==== EXTRACT PROVIDED

So basically jQuery's build its own pub/sub system, and only uses the browser event system as an input to it. So custom events don't usually have to talk to the browser at all.

Detect if an Input has Changed dynamically

Other javascript is changing the value of an input and I was wondering if there was a way to detect the change.
This question has nothing to do with Keyup or Change. This is not being typed in by the user it is being changed by other javascript though various actions of the user.
When changing an event programatically, you can trigger a change event to make sure event handlers that are attached to the element are fired. jQuery has a trigger() method to do this:
$('#elementID').on('change', function() {
alert( this.value );
});
$('#elementID').val('some new value').trigger('change');
The quick run-down of what I am going to say is: there is no way other than to modify the third-party scripts to output stuff, or to use setInterval (costly).
The bottom line of this issue is a simple one, that does not appear to be so at first: How can you get your scrips to communicate with each other?
When a script modifies the value of an input through JS methods (i.e. not user input), they have to go through specific hoops to get the "change" event to fire (they can fire it manually by calling it, which most devs never do and is easily forgotten when writing code). In practice, people tend to rely on the observation events (user-defined ones) to track code changes. This is very similar to DOM events - you bind callbacks to your script, which allow you to tap callbacks in that will fire whenever your scripts do something interesting (like modifying inputs. This is just one example). You then teach your scripts and developers to fire events on useful stuff using the callbacks to notify other scripts.
A great library for this is Postal, which is originally a Node library. jQuery also has an event system you can tap into. However, if you want to roll your own, all you have to read into is the Observer design pattern. It is trivial: you bind a function to your object to pick up callbacks, and another to fire them. Whenever you change the thing, you fire the callback. Simples.
Failure to do so means setInterval. Sucks, but there you go :-(

Trying to wrap my head around custom events

I'm trying to get my head around custom events. I understand how to register and trigger custom events. However, it seems like its not possible to register truly custom events. Everything has to trace back to a DOM event like click, onload, blur, etc. Or am I wrong?
For example, suppose I have an array. I want to register an event that fires when the length of the array changes. To my understanding, I would have to register the event and then create a setInterval timer that checks the current array length against the previously stored length. If the length has changed, I would then need to trigger my custom event from inside the setInterval.
Is there a way to register an event for my array and have it fire automatically when the length changes?
Custom events are in the W3C spec, but none of the major browsers support them. This is why several other users have suggested 3rd party libraries. Prototype, YUI, JQuery, and most others have these capabilities. You can also roll your own.
If you'd like to see what some custom event syntax might look like, you can take a look at this tutorial for Prototype custom events. Some important points:
Prototype custom events must be attached to DOM elements, so that they can bubble like native events.
They must be in a prefix:event syntax in order to fire
They can contain a highly-useful memo parameter that allows any arbitrary context or set of objects to bubble with the event.
why don't you write a method addElement for your array that you'll use whenever you want to insert elements,that way you will be able to write code in the event of array.length change.
same thing with removeElement.
Events are not meant to be used for this kind of thing.

========
==== SUPPLIED DATA

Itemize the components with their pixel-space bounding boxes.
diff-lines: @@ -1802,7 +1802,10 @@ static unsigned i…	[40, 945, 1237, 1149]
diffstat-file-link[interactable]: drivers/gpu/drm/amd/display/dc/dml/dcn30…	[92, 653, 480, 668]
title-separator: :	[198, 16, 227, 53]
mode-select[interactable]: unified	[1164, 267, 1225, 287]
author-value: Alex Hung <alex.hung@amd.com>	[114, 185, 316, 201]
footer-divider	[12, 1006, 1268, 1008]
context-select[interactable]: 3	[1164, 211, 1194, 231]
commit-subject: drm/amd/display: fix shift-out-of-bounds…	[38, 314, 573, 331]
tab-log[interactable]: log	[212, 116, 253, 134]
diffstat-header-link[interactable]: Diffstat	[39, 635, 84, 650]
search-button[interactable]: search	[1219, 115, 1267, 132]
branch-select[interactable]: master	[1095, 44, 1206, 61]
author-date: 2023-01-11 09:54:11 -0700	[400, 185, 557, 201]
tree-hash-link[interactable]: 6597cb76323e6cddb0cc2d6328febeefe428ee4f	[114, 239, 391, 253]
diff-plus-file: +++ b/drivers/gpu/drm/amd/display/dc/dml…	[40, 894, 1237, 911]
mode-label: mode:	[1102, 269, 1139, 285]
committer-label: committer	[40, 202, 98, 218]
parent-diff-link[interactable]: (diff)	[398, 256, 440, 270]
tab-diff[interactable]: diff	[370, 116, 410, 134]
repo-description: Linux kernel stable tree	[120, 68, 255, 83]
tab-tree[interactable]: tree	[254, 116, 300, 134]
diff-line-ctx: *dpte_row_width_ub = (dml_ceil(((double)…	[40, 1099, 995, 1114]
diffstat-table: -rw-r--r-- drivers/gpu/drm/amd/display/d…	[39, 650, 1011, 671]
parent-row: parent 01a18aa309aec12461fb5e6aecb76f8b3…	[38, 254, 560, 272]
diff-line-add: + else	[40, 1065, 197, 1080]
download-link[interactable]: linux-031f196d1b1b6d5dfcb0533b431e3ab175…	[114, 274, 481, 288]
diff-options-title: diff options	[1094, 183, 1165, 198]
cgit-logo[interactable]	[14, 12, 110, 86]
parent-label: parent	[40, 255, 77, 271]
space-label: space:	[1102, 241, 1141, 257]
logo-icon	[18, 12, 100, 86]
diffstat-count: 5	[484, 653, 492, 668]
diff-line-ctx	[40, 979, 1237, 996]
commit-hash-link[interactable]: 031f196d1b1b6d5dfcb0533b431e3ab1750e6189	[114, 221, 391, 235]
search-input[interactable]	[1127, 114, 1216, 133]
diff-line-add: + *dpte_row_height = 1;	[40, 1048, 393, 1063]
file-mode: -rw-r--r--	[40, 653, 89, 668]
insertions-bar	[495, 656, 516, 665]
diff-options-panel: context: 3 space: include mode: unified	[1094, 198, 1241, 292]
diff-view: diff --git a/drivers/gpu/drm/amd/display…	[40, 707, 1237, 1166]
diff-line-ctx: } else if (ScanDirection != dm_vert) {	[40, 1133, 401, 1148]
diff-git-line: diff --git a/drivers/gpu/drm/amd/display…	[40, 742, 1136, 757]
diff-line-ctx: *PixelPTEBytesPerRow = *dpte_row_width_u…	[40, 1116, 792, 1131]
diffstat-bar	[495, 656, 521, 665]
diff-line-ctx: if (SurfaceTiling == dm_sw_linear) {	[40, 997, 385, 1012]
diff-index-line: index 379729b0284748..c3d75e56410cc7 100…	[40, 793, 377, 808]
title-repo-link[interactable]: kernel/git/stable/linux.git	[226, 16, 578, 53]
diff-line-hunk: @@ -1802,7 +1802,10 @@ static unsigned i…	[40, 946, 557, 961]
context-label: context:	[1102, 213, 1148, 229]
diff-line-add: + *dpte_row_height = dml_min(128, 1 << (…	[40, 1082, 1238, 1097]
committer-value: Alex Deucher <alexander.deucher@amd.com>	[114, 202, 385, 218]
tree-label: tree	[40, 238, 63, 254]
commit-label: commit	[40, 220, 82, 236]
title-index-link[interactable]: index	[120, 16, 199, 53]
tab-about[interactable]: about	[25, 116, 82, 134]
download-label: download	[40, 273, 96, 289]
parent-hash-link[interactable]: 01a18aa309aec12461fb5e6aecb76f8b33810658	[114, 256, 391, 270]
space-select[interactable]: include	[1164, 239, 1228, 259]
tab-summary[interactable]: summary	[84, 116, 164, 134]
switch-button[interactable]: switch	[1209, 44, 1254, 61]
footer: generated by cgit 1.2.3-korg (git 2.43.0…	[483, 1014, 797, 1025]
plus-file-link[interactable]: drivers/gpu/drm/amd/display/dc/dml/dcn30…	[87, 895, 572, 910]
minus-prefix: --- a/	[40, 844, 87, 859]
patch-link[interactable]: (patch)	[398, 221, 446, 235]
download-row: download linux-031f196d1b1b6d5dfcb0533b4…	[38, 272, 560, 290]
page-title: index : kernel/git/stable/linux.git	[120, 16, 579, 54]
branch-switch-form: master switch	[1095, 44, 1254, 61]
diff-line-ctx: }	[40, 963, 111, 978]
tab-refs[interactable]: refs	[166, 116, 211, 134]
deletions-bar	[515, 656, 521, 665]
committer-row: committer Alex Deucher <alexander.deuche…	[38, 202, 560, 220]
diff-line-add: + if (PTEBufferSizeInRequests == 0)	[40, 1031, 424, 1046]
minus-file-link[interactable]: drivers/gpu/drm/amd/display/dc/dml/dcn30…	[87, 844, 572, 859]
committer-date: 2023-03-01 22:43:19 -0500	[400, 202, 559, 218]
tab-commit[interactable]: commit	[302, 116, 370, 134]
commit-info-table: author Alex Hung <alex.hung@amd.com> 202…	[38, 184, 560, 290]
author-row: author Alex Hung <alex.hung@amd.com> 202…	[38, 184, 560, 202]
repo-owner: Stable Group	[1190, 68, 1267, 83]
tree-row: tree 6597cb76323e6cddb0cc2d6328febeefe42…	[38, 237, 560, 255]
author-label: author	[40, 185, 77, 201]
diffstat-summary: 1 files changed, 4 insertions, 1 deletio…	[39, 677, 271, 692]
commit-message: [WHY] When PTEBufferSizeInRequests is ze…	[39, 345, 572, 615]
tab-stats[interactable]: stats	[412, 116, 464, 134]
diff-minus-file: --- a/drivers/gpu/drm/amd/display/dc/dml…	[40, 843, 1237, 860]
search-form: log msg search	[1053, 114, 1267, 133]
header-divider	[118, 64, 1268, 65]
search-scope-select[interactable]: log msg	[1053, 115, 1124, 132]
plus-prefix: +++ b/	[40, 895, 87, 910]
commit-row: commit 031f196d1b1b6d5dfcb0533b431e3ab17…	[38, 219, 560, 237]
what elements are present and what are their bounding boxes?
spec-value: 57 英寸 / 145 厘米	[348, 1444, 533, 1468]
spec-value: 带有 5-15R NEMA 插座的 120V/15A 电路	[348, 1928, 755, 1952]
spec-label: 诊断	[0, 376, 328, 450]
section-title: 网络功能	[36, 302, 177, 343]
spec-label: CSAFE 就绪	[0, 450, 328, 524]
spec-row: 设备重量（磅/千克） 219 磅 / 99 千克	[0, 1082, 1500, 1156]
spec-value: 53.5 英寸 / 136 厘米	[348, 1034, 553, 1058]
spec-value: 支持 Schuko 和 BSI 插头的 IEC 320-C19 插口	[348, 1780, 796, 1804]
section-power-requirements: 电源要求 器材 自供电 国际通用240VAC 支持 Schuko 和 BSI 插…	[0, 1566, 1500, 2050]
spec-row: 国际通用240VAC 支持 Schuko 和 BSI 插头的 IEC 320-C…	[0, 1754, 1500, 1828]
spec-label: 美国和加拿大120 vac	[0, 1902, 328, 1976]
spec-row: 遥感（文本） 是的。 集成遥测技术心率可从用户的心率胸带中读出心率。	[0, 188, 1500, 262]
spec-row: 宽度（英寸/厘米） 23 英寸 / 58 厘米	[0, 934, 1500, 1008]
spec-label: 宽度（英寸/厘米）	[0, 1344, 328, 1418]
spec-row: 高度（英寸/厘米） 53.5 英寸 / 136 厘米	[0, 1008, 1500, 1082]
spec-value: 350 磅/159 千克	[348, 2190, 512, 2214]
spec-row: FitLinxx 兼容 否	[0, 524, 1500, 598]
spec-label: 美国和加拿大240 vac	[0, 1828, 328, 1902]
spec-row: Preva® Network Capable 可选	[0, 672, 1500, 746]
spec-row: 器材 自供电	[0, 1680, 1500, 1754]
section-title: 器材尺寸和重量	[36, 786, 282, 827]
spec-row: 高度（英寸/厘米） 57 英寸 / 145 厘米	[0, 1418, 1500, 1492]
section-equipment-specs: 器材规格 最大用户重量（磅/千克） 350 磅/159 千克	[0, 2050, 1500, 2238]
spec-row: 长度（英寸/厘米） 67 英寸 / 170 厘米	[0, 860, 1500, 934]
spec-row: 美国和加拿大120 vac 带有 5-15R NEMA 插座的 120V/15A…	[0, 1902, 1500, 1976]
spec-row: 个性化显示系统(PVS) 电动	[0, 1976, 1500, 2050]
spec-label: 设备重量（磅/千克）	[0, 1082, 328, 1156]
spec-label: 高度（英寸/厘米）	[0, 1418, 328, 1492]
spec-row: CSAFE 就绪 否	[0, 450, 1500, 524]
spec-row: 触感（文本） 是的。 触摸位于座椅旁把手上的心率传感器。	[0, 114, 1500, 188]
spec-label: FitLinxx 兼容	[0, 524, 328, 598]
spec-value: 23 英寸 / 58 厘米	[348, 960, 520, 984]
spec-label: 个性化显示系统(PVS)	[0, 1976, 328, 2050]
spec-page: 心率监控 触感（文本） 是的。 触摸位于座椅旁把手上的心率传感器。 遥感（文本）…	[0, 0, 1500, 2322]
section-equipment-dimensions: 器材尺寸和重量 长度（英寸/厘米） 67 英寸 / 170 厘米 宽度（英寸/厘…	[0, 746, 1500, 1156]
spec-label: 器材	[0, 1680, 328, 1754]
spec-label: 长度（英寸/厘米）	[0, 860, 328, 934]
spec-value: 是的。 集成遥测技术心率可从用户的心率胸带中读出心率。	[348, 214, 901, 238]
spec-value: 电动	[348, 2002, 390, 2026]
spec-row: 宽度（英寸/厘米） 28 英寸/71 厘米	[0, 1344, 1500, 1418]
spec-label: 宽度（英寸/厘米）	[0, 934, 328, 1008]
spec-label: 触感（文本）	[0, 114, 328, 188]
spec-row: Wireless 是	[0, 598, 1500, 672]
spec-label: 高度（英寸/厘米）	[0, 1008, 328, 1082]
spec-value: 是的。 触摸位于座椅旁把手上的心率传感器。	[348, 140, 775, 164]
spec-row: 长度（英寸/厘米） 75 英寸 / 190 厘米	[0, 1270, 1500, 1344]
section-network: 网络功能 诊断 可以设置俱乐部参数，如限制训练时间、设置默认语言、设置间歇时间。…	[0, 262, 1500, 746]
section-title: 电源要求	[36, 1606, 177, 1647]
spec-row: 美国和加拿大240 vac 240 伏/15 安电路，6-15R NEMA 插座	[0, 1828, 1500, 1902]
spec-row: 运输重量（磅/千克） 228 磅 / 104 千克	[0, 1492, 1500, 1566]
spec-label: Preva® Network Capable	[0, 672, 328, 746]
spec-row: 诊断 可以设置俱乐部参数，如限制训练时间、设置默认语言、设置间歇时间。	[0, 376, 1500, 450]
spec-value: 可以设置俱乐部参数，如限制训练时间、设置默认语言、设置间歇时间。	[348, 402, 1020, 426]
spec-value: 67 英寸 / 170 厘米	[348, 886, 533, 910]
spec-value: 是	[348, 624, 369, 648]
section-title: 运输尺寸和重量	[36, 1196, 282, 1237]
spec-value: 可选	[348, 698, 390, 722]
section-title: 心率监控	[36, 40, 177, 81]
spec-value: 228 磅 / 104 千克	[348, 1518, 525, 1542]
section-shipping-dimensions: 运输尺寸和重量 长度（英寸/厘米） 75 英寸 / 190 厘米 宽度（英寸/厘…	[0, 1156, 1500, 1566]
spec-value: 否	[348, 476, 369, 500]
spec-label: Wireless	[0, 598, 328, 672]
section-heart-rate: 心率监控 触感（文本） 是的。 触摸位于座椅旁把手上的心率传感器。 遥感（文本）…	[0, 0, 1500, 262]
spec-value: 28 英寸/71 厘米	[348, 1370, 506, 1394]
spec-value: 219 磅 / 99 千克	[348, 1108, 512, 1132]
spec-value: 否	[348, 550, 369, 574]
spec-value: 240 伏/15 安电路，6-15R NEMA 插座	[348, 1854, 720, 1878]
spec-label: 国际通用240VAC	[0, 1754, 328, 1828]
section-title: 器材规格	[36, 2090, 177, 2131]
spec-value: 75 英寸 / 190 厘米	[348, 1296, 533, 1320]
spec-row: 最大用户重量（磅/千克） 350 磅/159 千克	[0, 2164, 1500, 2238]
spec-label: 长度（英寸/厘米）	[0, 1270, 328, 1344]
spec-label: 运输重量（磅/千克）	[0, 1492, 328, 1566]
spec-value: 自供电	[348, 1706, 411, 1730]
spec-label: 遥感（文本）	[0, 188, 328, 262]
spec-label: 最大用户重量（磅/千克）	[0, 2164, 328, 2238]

========

▶ [WHAT TO WORK ON]:
a) In the text about JavaScript custom events, which library is described as originally a Node library?
b) Write out the text about JavaScript custom events from "Is there a way" to "roll your own.".
This material comes from a separate source.

▶ [ANSWERS PROVIDED]:
a) Postal

b)
Is there a way to register an event for my array and have it fire automatically when the length changes?
Custom events are in the W3C spec, but none of the major browsers support them. This is why several other users have suggested 3rd party libraries. Prototype, YUI, JQuery, and most others have these capabilities. You can also roll your own.